■ **Task directions**
Leave out every picture and restate word for word the lines from the one with "Reverse-engineer this chart into JSON." to the final line.

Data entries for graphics
####

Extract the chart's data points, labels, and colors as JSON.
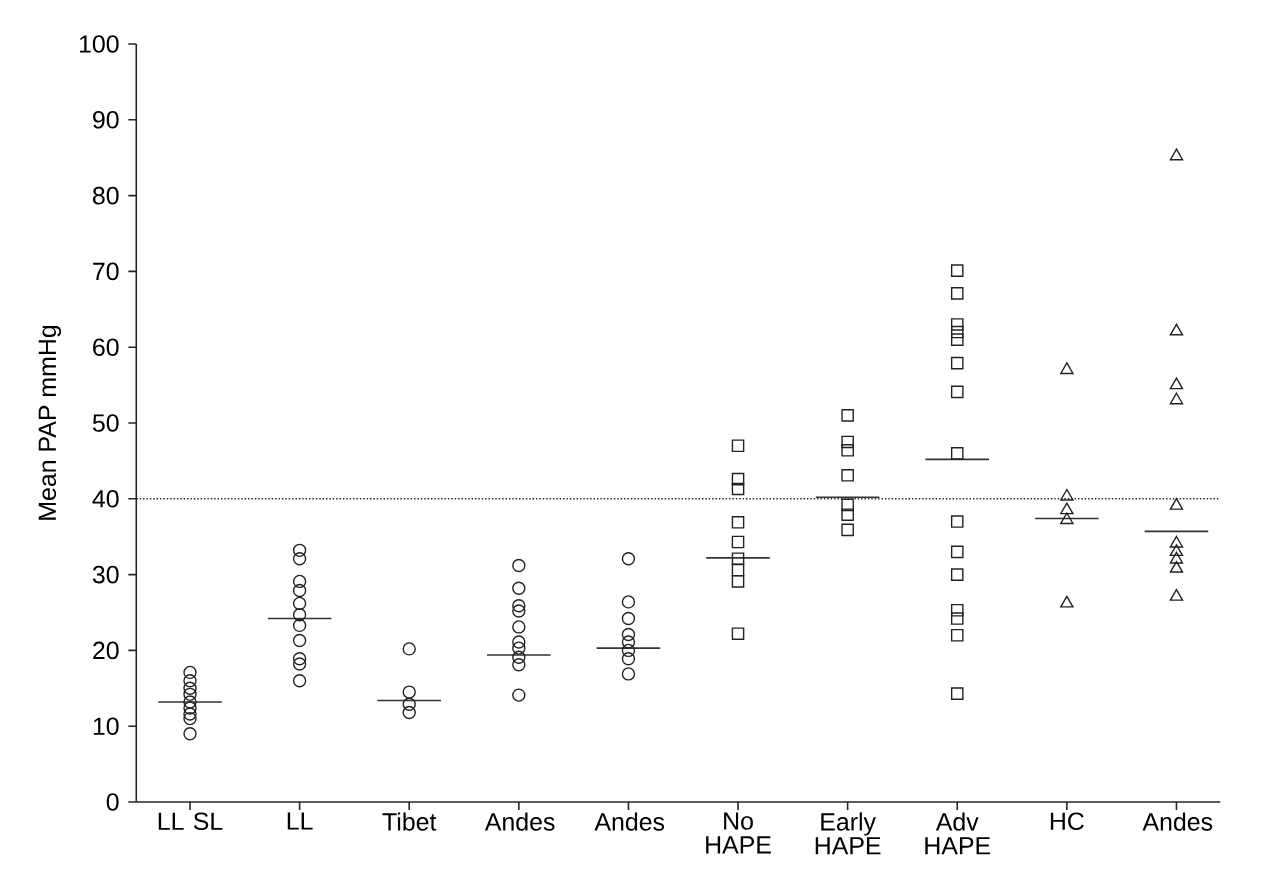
{
  "chart_data": {
    "type": "scatter",
    "ylabel": "Mean PAP mmHg",
    "categories": [
      "LL SL",
      "LL",
      "Tibet",
      "Andes",
      "Andes",
      "No HAPE",
      "Early HAPE",
      "Adv HAPE",
      "HC",
      "Andes"
    ],
    "ylim": [
      0,
      100
    ],
    "yticks": [
      0,
      10,
      20,
      30,
      40,
      50,
      60,
      70,
      80,
      90,
      100
    ],
    "series": [
      {
        "marker": "circle",
        "color": "#222222",
        "values": [
          17.1,
          33.2,
          20.2,
          31.2,
          32.1,
          null,
          null,
          null,
          null,
          null
        ]
      },
      {
        "marker": "circle",
        "color": "#222222",
        "values": [
          16.0,
          32.1,
          14.5,
          28.2,
          26.4,
          null,
          null,
          null,
          null,
          null
        ]
      },
      {
        "marker": "circle",
        "color": "#222222",
        "values": [
          15.0,
          29.1,
          12.9,
          25.9,
          24.2,
          null,
          null,
          null,
          null,
          null
        ]
      },
      {
        "marker": "circle",
        "color": "#222222",
        "values": [
          14.2,
          27.9,
          11.8,
          25.2,
          22.1,
          null,
          null,
          null,
          null,
          null
        ]
      },
      {
        "marker": "circle",
        "color": "#222222",
        "values": [
          13.2,
          26.2,
          null,
          23.1,
          21.1,
          null,
          null,
          null,
          null,
          null
        ]
      },
      {
        "marker": "circle",
        "color": "#222222",
        "values": [
          12.4,
          24.7,
          null,
          21.1,
          20.0,
          null,
          null,
          null,
          null,
          null
        ]
      },
      {
        "marker": "circle",
        "color": "#222222",
        "values": [
          11.6,
          23.3,
          null,
          20.3,
          18.9,
          null,
          null,
          null,
          null,
          null
        ]
      },
      {
        "marker": "circle",
        "color": "#222222",
        "values": [
          11.0,
          21.3,
          null,
          19.1,
          16.9,
          null,
          null,
          null,
          null,
          null
        ]
      },
      {
        "marker": "circle",
        "color": "#222222",
        "values": [
          9.0,
          18.9,
          null,
          18.1,
          null,
          null,
          null,
          null,
          null,
          null
        ]
      },
      {
        "marker": "circle",
        "color": "#222222",
        "values": [
          null,
          18.2,
          null,
          14.1,
          null,
          null,
          null,
          null,
          null,
          null
        ]
      },
      {
        "marker": "circle",
        "color": "#222222",
        "values": [
          null,
          16.0,
          null,
          null,
          null,
          null,
          null,
          null,
          null,
          null
        ]
      },
      {
        "marker": "square",
        "color": "#222222",
        "values": [
          null,
          null,
          null,
          null,
          null,
          47.0,
          51.0,
          70.1,
          null,
          null
        ]
      },
      {
        "marker": "square",
        "color": "#222222",
        "values": [
          null,
          null,
          null,
          null,
          null,
          42.6,
          47.5,
          67.1,
          null,
          null
        ]
      },
      {
        "marker": "square",
        "color": "#222222",
        "values": [
          null,
          null,
          null,
          null,
          null,
          41.3,
          46.4,
          63.0,
          null,
          null
        ]
      },
      {
        "marker": "square",
        "color": "#222222",
        "values": [
          null,
          null,
          null,
          null,
          null,
          36.9,
          43.1,
          62.0,
          null,
          null
        ]
      },
      {
        "marker": "square",
        "color": "#222222",
        "values": [
          null,
          null,
          null,
          null,
          null,
          34.3,
          39.2,
          61.0,
          null,
          null
        ]
      },
      {
        "marker": "square",
        "color": "#222222",
        "values": [
          null,
          null,
          null,
          null,
          null,
          32.1,
          37.9,
          57.9,
          null,
          null
        ]
      },
      {
        "marker": "square",
        "color": "#222222",
        "values": [
          null,
          null,
          null,
          null,
          null,
          30.6,
          35.9,
          54.1,
          null,
          null
        ]
      },
      {
        "marker": "square",
        "color": "#222222",
        "values": [
          null,
          null,
          null,
          null,
          null,
          29.1,
          null,
          46.0,
          null,
          null
        ]
      },
      {
        "marker": "square",
        "color": "#222222",
        "values": [
          null,
          null,
          null,
          null,
          null,
          22.2,
          null,
          37.0,
          null,
          null
        ]
      },
      {
        "marker": "square",
        "color": "#222222",
        "values": [
          null,
          null,
          null,
          null,
          null,
          null,
          null,
          33.0,
          null,
          null
        ]
      },
      {
        "marker": "square",
        "color": "#222222",
        "values": [
          null,
          null,
          null,
          null,
          null,
          null,
          null,
          30.0,
          null,
          null
        ]
      },
      {
        "marker": "square",
        "color": "#222222",
        "values": [
          null,
          null,
          null,
          null,
          null,
          null,
          null,
          25.3,
          null,
          null
        ]
      },
      {
        "marker": "square",
        "color": "#222222",
        "values": [
          null,
          null,
          null,
          null,
          null,
          null,
          null,
          24.2,
          null,
          null
        ]
      },
      {
        "marker": "square",
        "color": "#222222",
        "values": [
          null,
          null,
          null,
          null,
          null,
          null,
          null,
          22.0,
          null,
          null
        ]
      },
      {
        "marker": "square",
        "color": "#222222",
        "values": [
          null,
          null,
          null,
          null,
          null,
          null,
          null,
          14.3,
          null,
          null
        ]
      },
      {
        "marker": "triangle",
        "color": "#222222",
        "values": [
          null,
          null,
          null,
          null,
          null,
          null,
          null,
          null,
          57.0,
          85.2
        ]
      },
      {
        "marker": "triangle",
        "color": "#222222",
        "values": [
          null,
          null,
          null,
          null,
          null,
          null,
          null,
          null,
          40.3,
          62.1
        ]
      },
      {
        "marker": "triangle",
        "color": "#222222",
        "values": [
          null,
          null,
          null,
          null,
          null,
          null,
          null,
          null,
          38.5,
          55.0
        ]
      },
      {
        "marker": "triangle",
        "color": "#222222",
        "values": [
          null,
          null,
          null,
          null,
          null,
          null,
          null,
          null,
          37.2,
          53.0
        ]
      },
      {
        "marker": "triangle",
        "color": "#222222",
        "values": [
          null,
          null,
          null,
          null,
          null,
          null,
          null,
          null,
          26.2,
          39.1
        ]
      },
      {
        "marker": "triangle",
        "color": "#222222",
        "values": [
          null,
          null,
          null,
          null,
          null,
          null,
          null,
          null,
          null,
          34.1
        ]
      },
      {
        "marker": "triangle",
        "color": "#222222",
        "values": [
          null,
          null,
          null,
          null,
          null,
          null,
          null,
          null,
          null,
          33.0
        ]
      },
      {
        "marker": "triangle",
        "color": "#222222",
        "values": [
          null,
          null,
          null,
          null,
          null,
          null,
          null,
          null,
          null,
          32.0
        ]
      },
      {
        "marker": "triangle",
        "color": "#222222",
        "values": [
          null,
          null,
          null,
          null,
          null,
          null,
          null,
          null,
          null,
          30.8
        ]
      },
      {
        "marker": "triangle",
        "color": "#222222",
        "values": [
          null,
          null,
          null,
          null,
          null,
          null,
          null,
          null,
          null,
          27.1
        ]
      },
      {
        "type": "box",
        "color": "#333333",
        "boxes": [
          {
            "low": 13.2,
            "q1": 13.2,
            "median": 13.2,
            "q3": 13.2,
            "high": 13.2
          },
          {
            "low": 24.2,
            "q1": 24.2,
            "median": 24.2,
            "q3": 24.2,
            "high": 24.2
          },
          {
            "low": 13.4,
            "q1": 13.4,
            "median": 13.4,
            "q3": 13.4,
            "high": 13.4
          },
          {
            "low": 19.4,
            "q1": 19.4,
            "median": 19.4,
            "q3": 19.4,
            "high": 19.4
          },
          {
            "low": 20.3,
            "q1": 20.3,
            "median": 20.3,
            "q3": 20.3,
            "high": 20.3
          },
          {
            "low": 32.2,
            "q1": 32.2,
            "median": 32.2,
            "q3": 32.2,
            "high": 32.2
          },
          {
            "low": 40.2,
            "q1": 40.2,
            "median": 40.2,
            "q3": 40.2,
            "high": 40.2
          },
          {
            "low": 45.2,
            "q1": 45.2,
            "median": 45.2,
            "q3": 45.2,
            "high": 45.2
          },
          {
            "low": 37.4,
            "q1": 37.4,
            "median": 37.4,
            "q3": 37.4,
            "high": 37.4
          },
          {
            "low": 35.7,
            "q1": 35.7,
            "median": 35.7,
            "q3": 35.7,
            "high": 35.7
          }
        ]
      }
    ],
    "ref_lines": [
      {
        "axis": "y",
        "value": 40,
        "line_style": "dotted",
        "color": "#222222"
      }
    ]
  }
}
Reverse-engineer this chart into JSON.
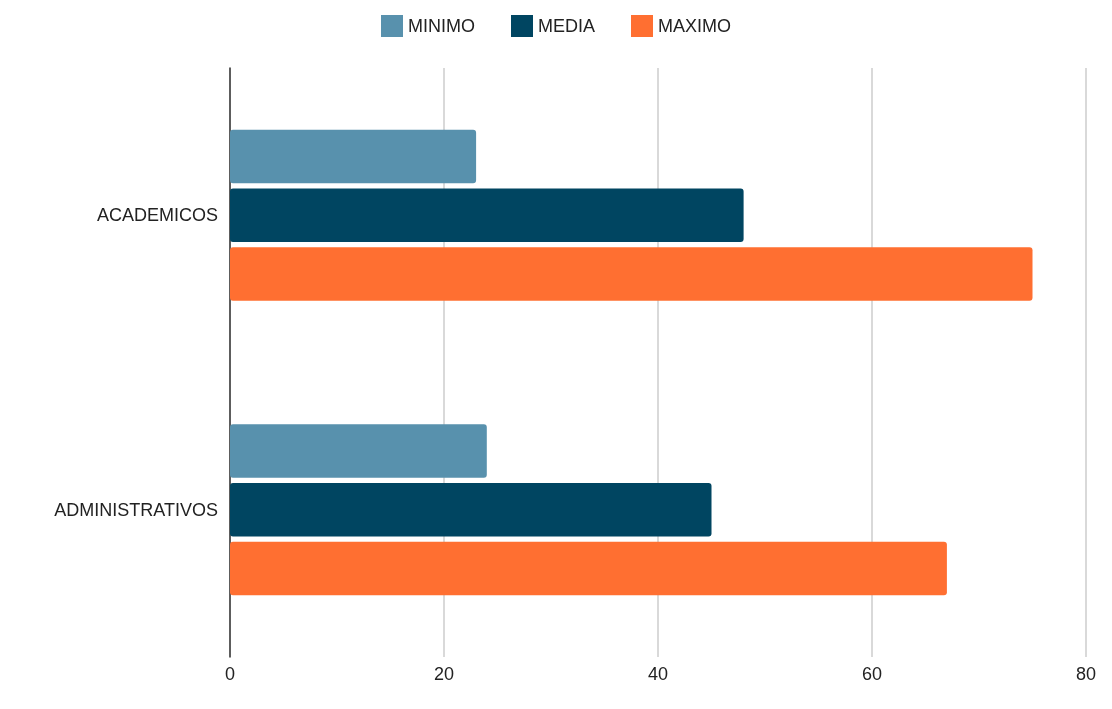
{
  "chart_data": {
    "type": "bar",
    "orientation": "horizontal",
    "categories": [
      "ACADEMICOS",
      "ADMINISTRATIVOS"
    ],
    "series": [
      {
        "name": "MINIMO",
        "color": "#5891ad",
        "values": [
          23,
          24
        ]
      },
      {
        "name": "MEDIA",
        "color": "#004561",
        "values": [
          48,
          45
        ]
      },
      {
        "name": "MAXIMO",
        "color": "#ff6f31",
        "values": [
          75,
          67
        ]
      }
    ],
    "xlim": [
      0,
      80
    ],
    "xticks": [
      0,
      20,
      40,
      60,
      80
    ],
    "grid": "x",
    "legend": "top"
  }
}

####

■ **Problem solution**
Reverse-engineer this chart into JSON.
{
  "chart_data": {
    "type": "bar",
    "orientation": "horizontal",
    "categories": [
      "ACADEMICOS",
      "ADMINISTRATIVOS"
    ],
    "series": [
      {
        "name": "MINIMO",
        "color": "#5891ad",
        "values": [
          23,
          24
        ]
      },
      {
        "name": "MEDIA",
        "color": "#004561",
        "values": [
          48,
          45
        ]
      },
      {
        "name": "MAXIMO",
        "color": "#ff6f31",
        "values": [
          75,
          67
        ]
      }
    ],
    "xlim": [
      0,
      80
    ],
    "xticks": [
      0,
      20,
      40,
      60,
      80
    ],
    "grid": "x",
    "legend": "top"
  }
}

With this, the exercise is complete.